* SUPPLIED INFORMATION
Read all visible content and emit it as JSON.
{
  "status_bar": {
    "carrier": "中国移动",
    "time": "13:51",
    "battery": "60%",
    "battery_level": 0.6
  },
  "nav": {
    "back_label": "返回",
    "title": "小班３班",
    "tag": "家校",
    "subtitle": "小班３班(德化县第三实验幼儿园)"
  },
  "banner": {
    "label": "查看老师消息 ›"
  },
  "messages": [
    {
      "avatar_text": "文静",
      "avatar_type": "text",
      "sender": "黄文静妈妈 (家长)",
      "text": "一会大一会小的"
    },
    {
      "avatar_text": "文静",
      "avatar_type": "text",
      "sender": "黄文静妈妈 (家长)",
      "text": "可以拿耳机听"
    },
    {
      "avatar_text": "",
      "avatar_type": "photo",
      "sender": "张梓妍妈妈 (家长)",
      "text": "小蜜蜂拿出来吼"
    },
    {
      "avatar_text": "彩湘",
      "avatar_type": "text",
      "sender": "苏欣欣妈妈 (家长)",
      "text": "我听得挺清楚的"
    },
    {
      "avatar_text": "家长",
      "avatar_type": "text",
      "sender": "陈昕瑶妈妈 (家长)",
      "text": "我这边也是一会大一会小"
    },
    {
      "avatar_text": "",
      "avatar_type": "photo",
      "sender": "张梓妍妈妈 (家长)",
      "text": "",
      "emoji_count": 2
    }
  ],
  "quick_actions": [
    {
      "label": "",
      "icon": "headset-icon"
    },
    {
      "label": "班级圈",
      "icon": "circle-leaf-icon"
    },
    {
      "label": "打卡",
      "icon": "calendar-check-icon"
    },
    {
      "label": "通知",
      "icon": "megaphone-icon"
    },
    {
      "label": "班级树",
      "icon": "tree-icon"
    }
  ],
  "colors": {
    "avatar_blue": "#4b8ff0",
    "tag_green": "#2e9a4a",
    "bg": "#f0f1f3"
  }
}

* PROBLEM REQUIREMENTS
Copy down the whole of the data above, matching it exactly.

* RESULT
Read all visible content and emit it as JSON.
{
  "status_bar": {
    "carrier": "中国移动",
    "time": "13:51",
    "battery": "60%",
    "battery_level": 0.6
  },
  "nav": {
    "back_label": "返回",
    "title": "小班３班",
    "tag": "家校",
    "subtitle": "小班３班(德化县第三实验幼儿园)"
  },
  "banner": {
    "label": "查看老师消息 ›"
  },
  "messages": [
    {
      "avatar_text": "文静",
      "avatar_type": "text",
      "sender": "黄文静妈妈 (家长)",
      "text": "一会大一会小的"
    },
    {
      "avatar_text": "文静",
      "avatar_type": "text",
      "sender": "黄文静妈妈 (家长)",
      "text": "可以拿耳机听"
    },
    {
      "avatar_text": "",
      "avatar_type": "photo",
      "sender": "张梓妍妈妈 (家长)",
      "text": "小蜜蜂拿出来吼"
    },
    {
      "avatar_text": "彩湘",
      "avatar_type": "text",
      "sender": "苏欣欣妈妈 (家长)",
      "text": "我听得挺清楚的"
    },
    {
      "avatar_text": "家长",
      "avatar_type": "text",
      "sender": "陈昕瑶妈妈 (家长)",
      "text": "我这边也是一会大一会小"
    },
    {
      "avatar_text": "",
      "avatar_type": "photo",
      "sender": "张梓妍妈妈 (家长)",
      "text": "",
      "emoji_count": 2
    }
  ],
  "quick_actions": [
    {
      "label": "",
      "icon": "headset-icon"
    },
    {
      "label": "班级圈",
      "icon": "circle-leaf-icon"
    },
    {
      "label": "打卡",
      "icon": "calendar-check-icon"
    },
    {
      "label": "通知",
      "icon": "megaphone-icon"
    },
    {
      "label": "班级树",
      "icon": "tree-icon"
    }
  ],
  "colors": {
    "avatar_blue": "#4b8ff0",
    "tag_green": "#2e9a4a",
    "bg": "#f0f1f3"
  }
}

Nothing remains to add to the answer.